- **Instruction**
Give each of the lines below as one string in a JSON list, skipping blank lines and leaving out the picture placeholders.

[start]

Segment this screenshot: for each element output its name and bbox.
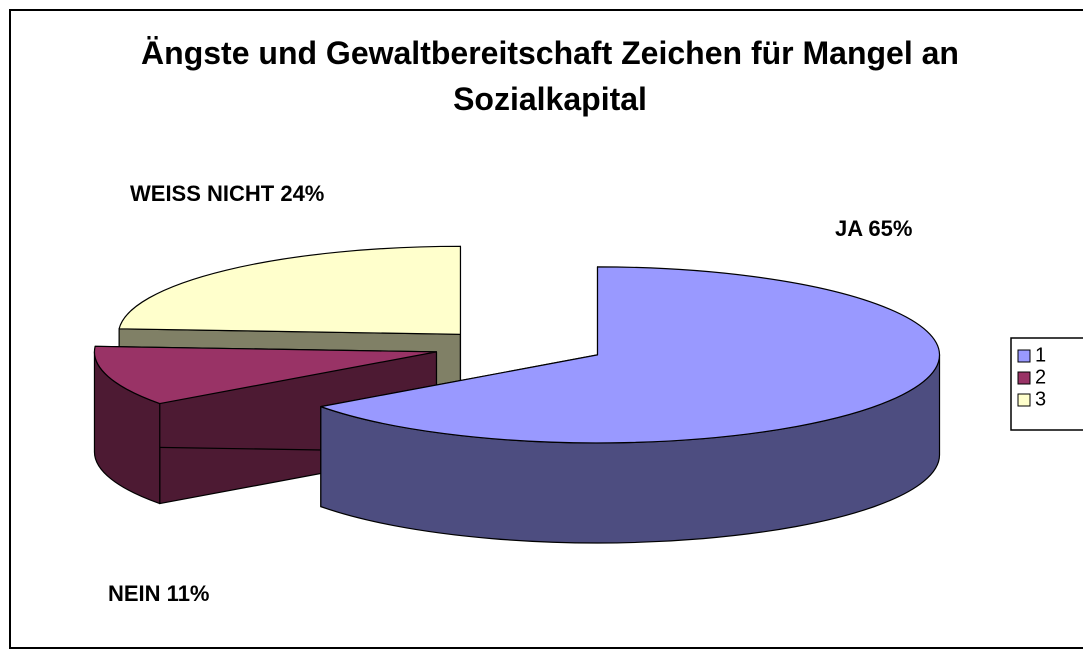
legend-label: 3 [1035, 388, 1046, 410]
legend-label: 2 [1035, 366, 1046, 388]
pie-slice [320, 266, 941, 544]
chart-title: Ängste und Gewaltbereitschaft Zeichen fü… [141, 35, 959, 117]
legend-label: 1 [1035, 344, 1046, 366]
data-label: NEIN 11% [108, 581, 210, 606]
legend-swatch [1017, 371, 1031, 385]
slice-top [93, 345, 438, 405]
slice-top [320, 266, 941, 444]
data-label: JA 65% [835, 216, 912, 241]
slice-top [118, 245, 462, 335]
data-label: WEISS NICHT 24% [130, 181, 324, 206]
legend-swatch [1017, 349, 1031, 363]
legend-swatch [1017, 393, 1031, 407]
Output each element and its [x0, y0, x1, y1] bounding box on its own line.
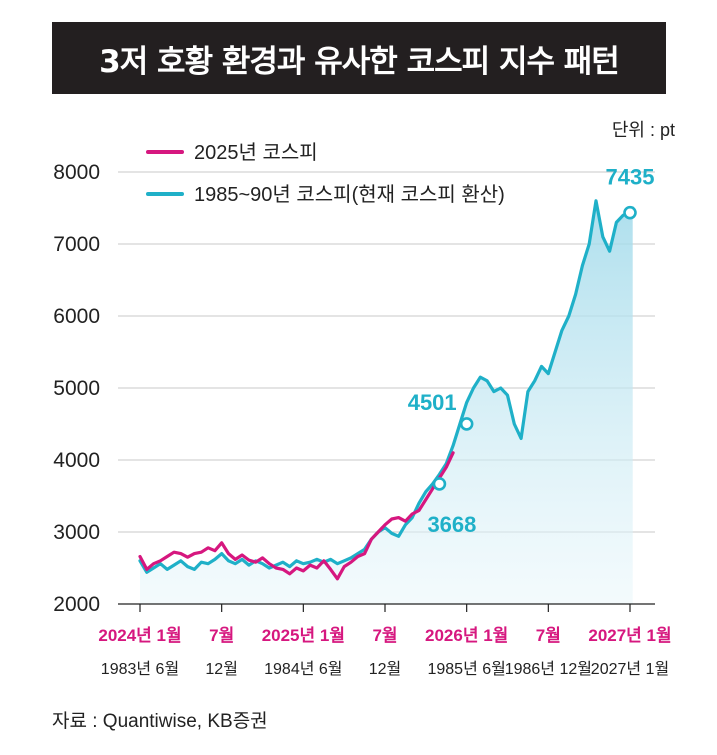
x-tick-label-top: 2024년 1월 [98, 626, 181, 645]
x-tick-label-bottom: 1986년 12월 [505, 660, 592, 678]
axes: 2000 3000 4000 5000 6000 7000 8000 2024년 1월 1983… [53, 161, 671, 678]
y-tick-label: 6000 [53, 305, 100, 328]
x-tick-label-top: 2027년 1월 [588, 626, 671, 645]
x-tick-label-top: 2025년 1월 [262, 626, 345, 645]
series-line-2025 [138, 451, 455, 581]
annotation-label: 7435 [606, 165, 655, 190]
source-note: 자료 : Quantiwise, KB증권 [52, 711, 268, 732]
x-tick-label-bottom: 1984년 6월 [264, 660, 342, 678]
x-tick-label-bottom: 1985년 6월 [427, 660, 505, 678]
area-under-cyan-series [140, 200, 633, 605]
area-fill [140, 200, 633, 605]
chart-title: 3저 호황 환경과 유사한 코스피 지수 패턴 [99, 43, 620, 80]
x-tick-label-bottom: 12월 [369, 660, 402, 678]
annotations: 7435 4501 3668 [408, 165, 655, 537]
x-tick-label-top: 7월 [209, 626, 234, 645]
annotation-marker [459, 417, 474, 431]
unit-label: 단위 : pt [611, 120, 675, 140]
x-tick-label-top: 2026년 1월 [425, 626, 508, 645]
series-line-1985-90 [138, 199, 635, 574]
y-tick-label: 2000 [53, 593, 100, 616]
series-lines [138, 199, 635, 581]
x-tick-label-bottom: 12월 [205, 660, 238, 678]
y-tick-label: 8000 [53, 161, 100, 184]
legend: 2025년 코스피 1985~90년 코스피(현재 코스피 환산) [146, 141, 505, 206]
y-tick-label: 4000 [53, 449, 100, 472]
x-tick-label-top: 7월 [536, 626, 561, 645]
x-tick-label-bottom: 2027년 1월 [591, 660, 669, 678]
legend-label: 1985~90년 코스피(현재 코스피 환산) [194, 183, 505, 206]
x-tick-label-top: 7월 [372, 626, 397, 645]
annotation-marker [432, 477, 447, 491]
y-tick-label: 5000 [53, 377, 100, 400]
y-tick-label: 7000 [53, 233, 100, 256]
annotation-label: 4501 [408, 390, 457, 415]
title-bar: 3저 호황 환경과 유사한 코스피 지수 패턴 [52, 22, 666, 94]
annotation-marker [623, 205, 637, 220]
annotation-label: 3668 [427, 512, 476, 537]
y-tick-label: 3000 [53, 521, 100, 544]
legend-label: 2025년 코스피 [194, 141, 318, 164]
x-tick-label-bottom: 1983년 6월 [101, 660, 179, 678]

[end]

- **Written solution**
[
  "Segment this screenshot: for each element output its name and bbox.",
  "legend-label: 3 [1035, 388, 1046, 410]",
  "legend-label: 2 [1035, 366, 1046, 388]",
  "pie-slice [320, 266, 941, 544]",
  "chart-title: Ängste und Gewaltbereitschaft Zeichen fü… [141, 35, 959, 117]",
  "legend-label: 1 [1035, 344, 1046, 366]",
  "data-label: NEIN 11% [108, 581, 210, 606]",
  "legend-swatch [1017, 371, 1031, 385]",
  "slice-top [93, 345, 438, 405]",
  "slice-top [320, 266, 941, 444]",
  "data-label: JA 65% [835, 216, 912, 241]",
  "slice-top [118, 245, 462, 335]",
  "data-label: WEISS NICHT 24% [130, 181, 324, 206]",
  "legend-swatch [1017, 349, 1031, 363]",
  "legend-swatch [1017, 393, 1031, 407]",
  "Output each element and its [x0, y0, x1, y1] bounding box on its own line.",
  "x-tick-label-top: 2024년 1월 [98, 626, 181, 645]",
  "x-tick-label-bottom: 1986년 12월 [505, 660, 592, 678]",
  "axes: 2000 3000 4000 5000 6000 7000 8000 2024년 1월 1983… [53, 161, 671, 678]",
  "y-tick-label: 6000 [53, 305, 100, 328]",
  "x-tick-label-top: 2027년 1월 [588, 626, 671, 645]",
  "x-tick-label-top: 2025년 1월 [262, 626, 345, 645]",
  "series-line-2025 [138, 451, 455, 581]",
  "annotation-label: 7435 [606, 165, 655, 190]",
  "source-note: 자료 : Quantiwise, KB증권 [52, 711, 268, 732]",
  "x-tick-label-bottom: 1984년 6월 [264, 660, 342, 678]",
  "x-tick-label-bottom: 1985년 6월 [427, 660, 505, 678]",
  "area-under-cyan-series [140, 200, 633, 605]",
  "area-fill [140, 200, 633, 605]",
  "chart-title: 3저 호황 환경과 유사한 코스피 지수 패턴 [99, 43, 620, 80]",
  "x-tick-label-bottom: 12월 [369, 660, 402, 678]",
  "annotations: 7435 4501 3668 [408, 165, 655, 537]",
  "x-tick-label-top: 7월 [209, 626, 234, 645]",
  "annotation-marker [459, 417, 474, 431]",
  "unit-label: 단위 : pt [611, 120, 675, 140]",
  "x-tick-label-top: 2026년 1월 [425, 626, 508, 645]",
  "series-line-1985-90 [138, 199, 635, 574]",
  "y-tick-label: 2000 [53, 593, 100, 616]",
  "series-lines [138, 199, 635, 581]",
  "x-tick-label-bottom: 12월 [205, 660, 238, 678]",
  "y-tick-label: 8000 [53, 161, 100, 184]",
  "legend: 2025년 코스피 1985~90년 코스피(현재 코스피 환산) [146, 141, 505, 206]",
  "y-tick-label: 4000 [53, 449, 100, 472]",
  "x-tick-label-top: 7월 [536, 626, 561, 645]",
  "x-tick-label-bottom: 2027년 1월 [591, 660, 669, 678]",
  "legend-label: 1985~90년 코스피(현재 코스피 환산) [194, 183, 505, 206]",
  "x-tick-label-top: 7월 [372, 626, 397, 645]",
  "annotation-marker [432, 477, 447, 491]",
  "y-tick-label: 5000 [53, 377, 100, 400]",
  "y-tick-label: 7000 [53, 233, 100, 256]",
  "annotation-label: 4501 [408, 390, 457, 415]",
  "title-bar: 3저 호황 환경과 유사한 코스피 지수 패턴 [52, 22, 666, 94]",
  "annotation-marker [623, 205, 637, 220]",
  "annotation-label: 3668 [427, 512, 476, 537]",
  "y-tick-label: 3000 [53, 521, 100, 544]",
  "legend-label: 2025년 코스피 [194, 141, 318, 164]",
  "x-tick-label-bottom: 1983년 6월 [101, 660, 179, 678]"
]